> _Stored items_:
>> begin

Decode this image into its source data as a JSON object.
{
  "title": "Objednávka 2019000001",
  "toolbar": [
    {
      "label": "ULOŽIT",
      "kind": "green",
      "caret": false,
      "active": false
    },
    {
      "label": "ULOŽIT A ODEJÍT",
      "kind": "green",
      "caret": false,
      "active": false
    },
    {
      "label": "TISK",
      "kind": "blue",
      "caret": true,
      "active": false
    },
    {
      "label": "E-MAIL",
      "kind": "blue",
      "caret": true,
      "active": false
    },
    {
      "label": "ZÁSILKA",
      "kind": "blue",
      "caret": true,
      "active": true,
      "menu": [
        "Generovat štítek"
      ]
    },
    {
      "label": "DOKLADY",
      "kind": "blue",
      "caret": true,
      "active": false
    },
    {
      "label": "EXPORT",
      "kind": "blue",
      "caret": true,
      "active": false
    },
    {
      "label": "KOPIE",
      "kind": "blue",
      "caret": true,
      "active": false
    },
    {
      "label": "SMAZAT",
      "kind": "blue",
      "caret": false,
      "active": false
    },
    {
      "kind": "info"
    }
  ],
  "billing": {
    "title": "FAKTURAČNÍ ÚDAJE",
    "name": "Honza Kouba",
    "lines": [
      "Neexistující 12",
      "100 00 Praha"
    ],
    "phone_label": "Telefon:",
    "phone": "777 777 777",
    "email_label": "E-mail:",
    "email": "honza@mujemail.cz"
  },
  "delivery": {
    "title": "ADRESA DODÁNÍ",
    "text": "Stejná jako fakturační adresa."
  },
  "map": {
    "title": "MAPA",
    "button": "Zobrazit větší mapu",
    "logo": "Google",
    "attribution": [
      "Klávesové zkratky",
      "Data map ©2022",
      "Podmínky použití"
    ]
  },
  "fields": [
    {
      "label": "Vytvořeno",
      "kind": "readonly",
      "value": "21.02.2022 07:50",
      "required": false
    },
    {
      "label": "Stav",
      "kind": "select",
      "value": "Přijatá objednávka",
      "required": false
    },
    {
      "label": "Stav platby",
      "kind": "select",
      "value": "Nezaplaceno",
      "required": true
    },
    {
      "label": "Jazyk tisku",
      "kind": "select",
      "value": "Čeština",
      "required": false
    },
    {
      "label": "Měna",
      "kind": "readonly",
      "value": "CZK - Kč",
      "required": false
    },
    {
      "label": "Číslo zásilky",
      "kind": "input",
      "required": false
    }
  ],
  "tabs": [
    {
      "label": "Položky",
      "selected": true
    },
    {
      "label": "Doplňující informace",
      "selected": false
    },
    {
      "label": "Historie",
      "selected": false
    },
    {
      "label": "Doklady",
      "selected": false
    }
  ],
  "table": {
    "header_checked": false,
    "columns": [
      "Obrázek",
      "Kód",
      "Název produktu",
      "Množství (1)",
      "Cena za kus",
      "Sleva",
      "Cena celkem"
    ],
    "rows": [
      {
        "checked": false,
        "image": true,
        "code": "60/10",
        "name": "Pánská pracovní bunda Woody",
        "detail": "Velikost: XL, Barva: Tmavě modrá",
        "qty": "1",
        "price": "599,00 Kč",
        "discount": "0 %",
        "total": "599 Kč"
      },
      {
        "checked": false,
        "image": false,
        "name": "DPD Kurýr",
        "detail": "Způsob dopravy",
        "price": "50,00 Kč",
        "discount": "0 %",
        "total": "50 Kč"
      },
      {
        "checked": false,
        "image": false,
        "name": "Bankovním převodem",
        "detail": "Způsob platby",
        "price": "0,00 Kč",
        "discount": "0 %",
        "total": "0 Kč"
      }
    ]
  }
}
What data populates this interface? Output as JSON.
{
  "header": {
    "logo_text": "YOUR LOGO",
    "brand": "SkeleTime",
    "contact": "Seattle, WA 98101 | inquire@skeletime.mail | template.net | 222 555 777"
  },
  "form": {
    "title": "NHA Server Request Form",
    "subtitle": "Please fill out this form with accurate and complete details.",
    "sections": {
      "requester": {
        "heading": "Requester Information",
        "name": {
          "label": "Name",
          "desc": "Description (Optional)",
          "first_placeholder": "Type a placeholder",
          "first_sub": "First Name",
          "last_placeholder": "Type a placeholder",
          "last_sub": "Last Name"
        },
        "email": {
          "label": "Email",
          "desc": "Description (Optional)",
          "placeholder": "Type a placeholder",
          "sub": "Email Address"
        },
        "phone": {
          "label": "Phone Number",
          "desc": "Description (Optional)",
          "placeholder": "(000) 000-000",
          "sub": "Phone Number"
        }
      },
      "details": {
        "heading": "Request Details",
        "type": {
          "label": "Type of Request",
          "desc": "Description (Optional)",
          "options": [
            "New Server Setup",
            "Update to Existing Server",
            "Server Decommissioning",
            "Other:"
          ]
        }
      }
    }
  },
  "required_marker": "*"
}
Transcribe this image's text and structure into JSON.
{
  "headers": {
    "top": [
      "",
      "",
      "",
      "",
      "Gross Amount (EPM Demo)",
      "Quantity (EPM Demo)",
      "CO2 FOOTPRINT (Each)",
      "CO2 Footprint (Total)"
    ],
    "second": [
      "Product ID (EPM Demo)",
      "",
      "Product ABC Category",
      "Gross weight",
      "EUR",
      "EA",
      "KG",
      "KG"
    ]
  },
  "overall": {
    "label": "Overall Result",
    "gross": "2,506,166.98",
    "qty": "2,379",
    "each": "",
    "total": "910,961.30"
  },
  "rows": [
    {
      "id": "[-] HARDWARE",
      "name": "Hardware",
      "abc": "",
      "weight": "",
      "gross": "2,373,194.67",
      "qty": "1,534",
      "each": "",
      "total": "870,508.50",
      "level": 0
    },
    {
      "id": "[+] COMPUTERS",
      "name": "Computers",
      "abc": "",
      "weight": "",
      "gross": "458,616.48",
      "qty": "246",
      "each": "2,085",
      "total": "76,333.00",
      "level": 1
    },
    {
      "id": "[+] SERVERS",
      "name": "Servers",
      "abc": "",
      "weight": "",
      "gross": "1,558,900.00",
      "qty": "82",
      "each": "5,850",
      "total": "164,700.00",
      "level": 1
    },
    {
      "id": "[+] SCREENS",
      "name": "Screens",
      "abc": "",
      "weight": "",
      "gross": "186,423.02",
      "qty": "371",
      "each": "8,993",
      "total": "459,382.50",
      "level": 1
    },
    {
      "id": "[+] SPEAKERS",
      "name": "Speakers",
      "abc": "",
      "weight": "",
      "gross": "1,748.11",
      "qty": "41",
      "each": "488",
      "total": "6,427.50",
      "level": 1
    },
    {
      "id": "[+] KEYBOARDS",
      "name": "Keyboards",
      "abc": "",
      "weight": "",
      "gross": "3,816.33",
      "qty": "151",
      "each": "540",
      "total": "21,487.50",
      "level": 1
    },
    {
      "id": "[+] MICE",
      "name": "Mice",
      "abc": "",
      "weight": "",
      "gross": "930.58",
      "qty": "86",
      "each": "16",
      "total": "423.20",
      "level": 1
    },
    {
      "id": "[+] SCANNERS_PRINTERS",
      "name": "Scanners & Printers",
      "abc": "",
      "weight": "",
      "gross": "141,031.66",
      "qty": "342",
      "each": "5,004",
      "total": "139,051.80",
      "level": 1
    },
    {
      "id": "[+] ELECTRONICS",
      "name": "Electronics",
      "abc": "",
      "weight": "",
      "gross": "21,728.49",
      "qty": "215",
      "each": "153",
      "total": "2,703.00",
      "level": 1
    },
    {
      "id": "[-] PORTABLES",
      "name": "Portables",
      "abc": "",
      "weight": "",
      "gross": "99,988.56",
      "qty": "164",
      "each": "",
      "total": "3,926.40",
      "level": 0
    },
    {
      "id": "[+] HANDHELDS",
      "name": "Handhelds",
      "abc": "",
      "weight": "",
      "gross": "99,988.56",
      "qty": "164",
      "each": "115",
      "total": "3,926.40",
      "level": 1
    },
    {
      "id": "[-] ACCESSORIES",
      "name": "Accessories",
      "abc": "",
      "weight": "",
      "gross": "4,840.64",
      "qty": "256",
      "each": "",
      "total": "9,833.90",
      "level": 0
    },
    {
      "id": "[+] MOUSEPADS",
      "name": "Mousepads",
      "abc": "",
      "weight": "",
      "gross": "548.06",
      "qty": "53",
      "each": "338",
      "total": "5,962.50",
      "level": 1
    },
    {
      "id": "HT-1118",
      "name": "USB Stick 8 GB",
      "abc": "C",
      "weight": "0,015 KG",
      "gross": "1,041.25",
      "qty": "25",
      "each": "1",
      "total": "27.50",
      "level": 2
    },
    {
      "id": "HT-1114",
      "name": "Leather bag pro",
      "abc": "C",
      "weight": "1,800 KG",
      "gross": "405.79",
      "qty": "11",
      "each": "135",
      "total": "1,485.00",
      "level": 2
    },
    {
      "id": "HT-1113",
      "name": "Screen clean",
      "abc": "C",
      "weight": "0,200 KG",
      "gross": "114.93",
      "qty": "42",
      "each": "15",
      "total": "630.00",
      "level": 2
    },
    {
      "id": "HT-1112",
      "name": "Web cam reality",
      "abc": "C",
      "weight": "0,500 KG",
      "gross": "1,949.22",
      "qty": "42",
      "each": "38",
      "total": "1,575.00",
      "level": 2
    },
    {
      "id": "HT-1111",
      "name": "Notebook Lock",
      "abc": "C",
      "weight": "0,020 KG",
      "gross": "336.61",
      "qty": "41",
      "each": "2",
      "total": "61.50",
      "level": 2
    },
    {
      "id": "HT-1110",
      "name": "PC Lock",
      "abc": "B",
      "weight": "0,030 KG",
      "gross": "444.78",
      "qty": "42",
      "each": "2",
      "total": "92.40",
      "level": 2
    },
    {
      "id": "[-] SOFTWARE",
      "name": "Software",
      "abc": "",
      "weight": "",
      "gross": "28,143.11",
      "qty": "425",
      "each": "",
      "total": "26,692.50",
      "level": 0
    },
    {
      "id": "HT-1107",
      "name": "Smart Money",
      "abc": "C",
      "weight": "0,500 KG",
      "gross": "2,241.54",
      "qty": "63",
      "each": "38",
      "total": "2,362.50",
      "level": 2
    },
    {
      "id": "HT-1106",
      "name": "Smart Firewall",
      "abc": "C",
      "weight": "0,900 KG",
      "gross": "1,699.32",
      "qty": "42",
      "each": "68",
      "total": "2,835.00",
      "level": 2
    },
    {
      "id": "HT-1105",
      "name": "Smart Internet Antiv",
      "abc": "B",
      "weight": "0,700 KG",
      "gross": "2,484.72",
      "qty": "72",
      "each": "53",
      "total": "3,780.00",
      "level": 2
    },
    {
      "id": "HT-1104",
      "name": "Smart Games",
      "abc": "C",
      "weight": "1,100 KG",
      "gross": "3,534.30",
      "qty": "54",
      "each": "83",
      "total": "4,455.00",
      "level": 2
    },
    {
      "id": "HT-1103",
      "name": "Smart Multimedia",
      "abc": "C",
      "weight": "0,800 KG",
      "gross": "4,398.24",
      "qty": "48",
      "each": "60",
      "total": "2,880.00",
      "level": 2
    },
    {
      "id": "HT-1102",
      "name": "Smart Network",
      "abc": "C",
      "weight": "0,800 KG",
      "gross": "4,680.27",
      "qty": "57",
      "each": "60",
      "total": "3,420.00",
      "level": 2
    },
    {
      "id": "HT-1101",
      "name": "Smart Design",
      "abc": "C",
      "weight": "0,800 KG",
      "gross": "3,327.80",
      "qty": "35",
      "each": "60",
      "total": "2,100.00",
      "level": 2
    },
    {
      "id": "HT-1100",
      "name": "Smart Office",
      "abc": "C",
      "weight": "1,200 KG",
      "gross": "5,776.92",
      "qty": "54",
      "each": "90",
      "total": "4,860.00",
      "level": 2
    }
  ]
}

>> end

> _Instructions for the task_: Copy out each line of the data containing the string "Způsob".

> _Answer for this exercise_:
        "detail": "Způsob dopravy",
        "detail": "Způsob platby",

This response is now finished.